--- begin Information supplied ---
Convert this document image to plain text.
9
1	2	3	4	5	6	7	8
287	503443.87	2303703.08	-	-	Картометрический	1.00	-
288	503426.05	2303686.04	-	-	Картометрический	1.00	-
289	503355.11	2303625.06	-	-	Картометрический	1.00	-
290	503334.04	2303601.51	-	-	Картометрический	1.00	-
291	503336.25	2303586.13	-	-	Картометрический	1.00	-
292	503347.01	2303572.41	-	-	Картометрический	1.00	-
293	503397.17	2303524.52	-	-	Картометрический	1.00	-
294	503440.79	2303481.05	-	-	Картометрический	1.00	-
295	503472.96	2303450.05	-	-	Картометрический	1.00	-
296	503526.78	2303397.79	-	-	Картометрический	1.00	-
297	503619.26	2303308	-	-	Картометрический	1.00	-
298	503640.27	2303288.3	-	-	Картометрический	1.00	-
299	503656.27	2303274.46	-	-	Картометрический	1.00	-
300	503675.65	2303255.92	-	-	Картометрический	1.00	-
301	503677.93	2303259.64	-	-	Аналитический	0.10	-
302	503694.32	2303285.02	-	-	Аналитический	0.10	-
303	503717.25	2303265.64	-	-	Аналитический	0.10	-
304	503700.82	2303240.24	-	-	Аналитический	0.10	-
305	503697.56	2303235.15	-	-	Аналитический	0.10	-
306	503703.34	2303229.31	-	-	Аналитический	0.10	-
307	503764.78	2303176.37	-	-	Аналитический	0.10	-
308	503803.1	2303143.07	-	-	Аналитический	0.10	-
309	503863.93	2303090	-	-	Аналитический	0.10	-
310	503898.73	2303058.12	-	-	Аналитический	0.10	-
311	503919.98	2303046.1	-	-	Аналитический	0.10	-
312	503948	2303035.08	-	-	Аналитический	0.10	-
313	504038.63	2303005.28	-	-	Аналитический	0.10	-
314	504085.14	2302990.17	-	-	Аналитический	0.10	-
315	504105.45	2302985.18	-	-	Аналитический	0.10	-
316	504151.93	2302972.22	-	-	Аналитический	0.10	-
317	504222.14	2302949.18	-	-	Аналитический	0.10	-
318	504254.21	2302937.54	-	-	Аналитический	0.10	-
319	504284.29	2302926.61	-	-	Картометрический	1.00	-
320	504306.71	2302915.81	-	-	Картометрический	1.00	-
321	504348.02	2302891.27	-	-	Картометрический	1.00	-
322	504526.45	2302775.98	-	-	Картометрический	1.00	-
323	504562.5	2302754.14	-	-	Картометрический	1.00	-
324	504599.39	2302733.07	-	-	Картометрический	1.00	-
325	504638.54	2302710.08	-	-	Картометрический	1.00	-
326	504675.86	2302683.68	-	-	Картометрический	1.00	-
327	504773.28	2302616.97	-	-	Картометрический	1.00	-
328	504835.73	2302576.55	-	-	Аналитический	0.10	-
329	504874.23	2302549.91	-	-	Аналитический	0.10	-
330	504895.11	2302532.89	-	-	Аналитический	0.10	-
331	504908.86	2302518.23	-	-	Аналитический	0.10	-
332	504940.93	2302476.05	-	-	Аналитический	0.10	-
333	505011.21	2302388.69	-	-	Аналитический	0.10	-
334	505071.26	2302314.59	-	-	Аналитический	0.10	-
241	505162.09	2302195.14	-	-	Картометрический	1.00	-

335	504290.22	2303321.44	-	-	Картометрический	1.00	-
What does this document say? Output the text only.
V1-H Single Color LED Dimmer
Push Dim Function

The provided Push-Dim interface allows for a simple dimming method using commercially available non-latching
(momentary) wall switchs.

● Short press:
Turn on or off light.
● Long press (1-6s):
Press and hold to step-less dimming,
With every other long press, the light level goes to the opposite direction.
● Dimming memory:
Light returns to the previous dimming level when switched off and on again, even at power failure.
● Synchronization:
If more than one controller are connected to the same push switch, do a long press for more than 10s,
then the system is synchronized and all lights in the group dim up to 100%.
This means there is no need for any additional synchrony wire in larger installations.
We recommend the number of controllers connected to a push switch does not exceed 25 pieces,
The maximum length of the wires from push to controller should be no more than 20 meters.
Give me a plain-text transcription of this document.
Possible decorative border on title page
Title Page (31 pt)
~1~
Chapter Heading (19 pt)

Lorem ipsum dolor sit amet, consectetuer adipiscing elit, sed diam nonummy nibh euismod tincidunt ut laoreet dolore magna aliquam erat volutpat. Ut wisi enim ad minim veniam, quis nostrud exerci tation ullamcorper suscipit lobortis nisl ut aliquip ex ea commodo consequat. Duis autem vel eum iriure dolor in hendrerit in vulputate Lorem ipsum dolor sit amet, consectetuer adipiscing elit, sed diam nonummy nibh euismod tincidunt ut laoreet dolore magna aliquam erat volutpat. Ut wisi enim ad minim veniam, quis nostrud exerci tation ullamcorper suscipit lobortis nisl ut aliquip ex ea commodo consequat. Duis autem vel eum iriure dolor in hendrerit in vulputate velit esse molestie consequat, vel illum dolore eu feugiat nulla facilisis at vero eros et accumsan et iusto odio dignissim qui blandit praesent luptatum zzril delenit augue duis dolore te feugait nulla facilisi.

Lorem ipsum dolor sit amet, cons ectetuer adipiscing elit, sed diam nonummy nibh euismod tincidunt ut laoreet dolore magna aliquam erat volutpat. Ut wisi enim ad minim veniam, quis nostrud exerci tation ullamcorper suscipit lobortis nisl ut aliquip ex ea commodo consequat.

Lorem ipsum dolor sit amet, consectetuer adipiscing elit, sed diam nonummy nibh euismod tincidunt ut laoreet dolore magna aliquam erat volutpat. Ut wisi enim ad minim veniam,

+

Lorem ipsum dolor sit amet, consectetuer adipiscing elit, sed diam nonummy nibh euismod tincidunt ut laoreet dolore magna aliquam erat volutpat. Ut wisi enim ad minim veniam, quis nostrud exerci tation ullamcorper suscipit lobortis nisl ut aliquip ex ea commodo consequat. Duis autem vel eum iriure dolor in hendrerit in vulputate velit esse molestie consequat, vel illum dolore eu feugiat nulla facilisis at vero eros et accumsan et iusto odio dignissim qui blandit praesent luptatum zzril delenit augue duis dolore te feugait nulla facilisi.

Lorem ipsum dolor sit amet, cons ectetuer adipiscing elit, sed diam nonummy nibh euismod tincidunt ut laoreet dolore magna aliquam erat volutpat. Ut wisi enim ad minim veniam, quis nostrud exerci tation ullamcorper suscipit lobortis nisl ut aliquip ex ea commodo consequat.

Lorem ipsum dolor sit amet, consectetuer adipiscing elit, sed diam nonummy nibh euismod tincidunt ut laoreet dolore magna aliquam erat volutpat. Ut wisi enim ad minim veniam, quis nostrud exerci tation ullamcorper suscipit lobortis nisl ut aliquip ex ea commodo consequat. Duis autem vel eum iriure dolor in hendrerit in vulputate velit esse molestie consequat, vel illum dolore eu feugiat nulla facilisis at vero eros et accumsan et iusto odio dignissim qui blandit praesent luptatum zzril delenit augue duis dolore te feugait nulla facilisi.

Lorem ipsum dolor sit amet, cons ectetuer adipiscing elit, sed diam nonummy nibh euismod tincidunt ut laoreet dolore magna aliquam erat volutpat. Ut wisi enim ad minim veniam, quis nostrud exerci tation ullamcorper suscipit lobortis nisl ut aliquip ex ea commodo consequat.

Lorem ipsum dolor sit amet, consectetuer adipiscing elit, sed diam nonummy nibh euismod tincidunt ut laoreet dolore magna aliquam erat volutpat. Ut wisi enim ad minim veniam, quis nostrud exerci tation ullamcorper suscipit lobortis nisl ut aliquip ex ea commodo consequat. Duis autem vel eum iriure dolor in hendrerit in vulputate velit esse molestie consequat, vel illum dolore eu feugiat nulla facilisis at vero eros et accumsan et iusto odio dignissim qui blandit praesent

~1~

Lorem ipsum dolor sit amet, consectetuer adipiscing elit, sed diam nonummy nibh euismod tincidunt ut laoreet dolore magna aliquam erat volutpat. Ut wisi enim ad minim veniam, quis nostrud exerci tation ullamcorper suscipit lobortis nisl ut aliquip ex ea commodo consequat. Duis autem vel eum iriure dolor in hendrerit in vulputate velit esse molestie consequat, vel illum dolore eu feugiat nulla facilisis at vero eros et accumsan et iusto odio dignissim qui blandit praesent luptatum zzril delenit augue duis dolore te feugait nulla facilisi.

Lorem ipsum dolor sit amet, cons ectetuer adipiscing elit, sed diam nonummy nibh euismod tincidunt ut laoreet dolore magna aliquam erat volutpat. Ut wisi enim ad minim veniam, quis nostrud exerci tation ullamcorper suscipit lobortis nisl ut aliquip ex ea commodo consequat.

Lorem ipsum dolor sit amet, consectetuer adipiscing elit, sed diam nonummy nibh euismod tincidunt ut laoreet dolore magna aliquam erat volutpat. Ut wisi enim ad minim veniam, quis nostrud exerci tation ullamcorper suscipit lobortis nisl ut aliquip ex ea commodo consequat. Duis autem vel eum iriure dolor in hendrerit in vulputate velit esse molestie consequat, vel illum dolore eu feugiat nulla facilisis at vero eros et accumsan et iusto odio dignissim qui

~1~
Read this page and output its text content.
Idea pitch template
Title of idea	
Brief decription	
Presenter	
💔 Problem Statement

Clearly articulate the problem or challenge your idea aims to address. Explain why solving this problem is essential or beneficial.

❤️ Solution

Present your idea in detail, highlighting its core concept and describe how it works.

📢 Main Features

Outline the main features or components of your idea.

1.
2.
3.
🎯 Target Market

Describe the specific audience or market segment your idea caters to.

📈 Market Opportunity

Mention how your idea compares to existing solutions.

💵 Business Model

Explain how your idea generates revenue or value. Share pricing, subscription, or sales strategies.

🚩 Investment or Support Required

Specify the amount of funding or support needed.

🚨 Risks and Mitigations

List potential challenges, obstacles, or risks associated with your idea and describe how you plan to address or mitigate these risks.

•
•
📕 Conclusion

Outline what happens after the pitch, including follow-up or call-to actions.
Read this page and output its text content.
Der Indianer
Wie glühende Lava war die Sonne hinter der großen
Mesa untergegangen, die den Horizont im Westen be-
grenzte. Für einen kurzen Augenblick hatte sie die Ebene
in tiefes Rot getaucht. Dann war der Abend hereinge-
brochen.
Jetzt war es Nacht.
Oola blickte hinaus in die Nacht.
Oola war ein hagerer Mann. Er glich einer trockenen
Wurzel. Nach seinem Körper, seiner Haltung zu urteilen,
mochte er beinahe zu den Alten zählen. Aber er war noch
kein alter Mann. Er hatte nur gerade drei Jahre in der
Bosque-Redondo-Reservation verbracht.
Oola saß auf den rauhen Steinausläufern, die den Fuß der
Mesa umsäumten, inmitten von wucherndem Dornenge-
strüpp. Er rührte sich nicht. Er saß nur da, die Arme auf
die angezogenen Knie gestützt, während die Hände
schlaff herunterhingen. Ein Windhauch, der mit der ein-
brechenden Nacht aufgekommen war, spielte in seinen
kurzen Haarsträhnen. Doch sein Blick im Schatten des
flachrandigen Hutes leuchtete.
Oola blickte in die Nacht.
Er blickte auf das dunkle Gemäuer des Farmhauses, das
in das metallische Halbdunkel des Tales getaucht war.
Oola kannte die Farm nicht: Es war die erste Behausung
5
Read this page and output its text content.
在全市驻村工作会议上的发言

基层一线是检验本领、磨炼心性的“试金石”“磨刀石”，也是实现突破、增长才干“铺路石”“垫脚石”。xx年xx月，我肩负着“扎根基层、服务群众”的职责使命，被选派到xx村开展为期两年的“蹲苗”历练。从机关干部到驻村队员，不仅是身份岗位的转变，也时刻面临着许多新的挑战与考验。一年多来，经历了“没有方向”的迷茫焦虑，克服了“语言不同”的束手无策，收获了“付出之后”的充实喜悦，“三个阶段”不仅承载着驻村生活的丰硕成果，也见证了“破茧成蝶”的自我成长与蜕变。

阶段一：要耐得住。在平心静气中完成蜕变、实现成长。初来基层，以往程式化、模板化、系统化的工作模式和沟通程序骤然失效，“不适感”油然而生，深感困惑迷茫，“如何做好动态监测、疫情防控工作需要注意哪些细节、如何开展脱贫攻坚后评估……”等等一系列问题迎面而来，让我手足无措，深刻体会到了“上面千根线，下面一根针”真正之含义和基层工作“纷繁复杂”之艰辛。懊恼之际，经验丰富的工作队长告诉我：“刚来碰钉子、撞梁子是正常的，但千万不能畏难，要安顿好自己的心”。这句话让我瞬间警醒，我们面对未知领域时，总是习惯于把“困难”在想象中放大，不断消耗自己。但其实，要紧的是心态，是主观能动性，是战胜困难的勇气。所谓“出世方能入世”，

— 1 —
--- end Information supplied ---
__Written problem__
Gather up every line from the listing above in which the word "pitch" occurs.

__Answer to this problem__
Idea pitch template
Outline what happens after the pitch, including follow-up or call-to actions.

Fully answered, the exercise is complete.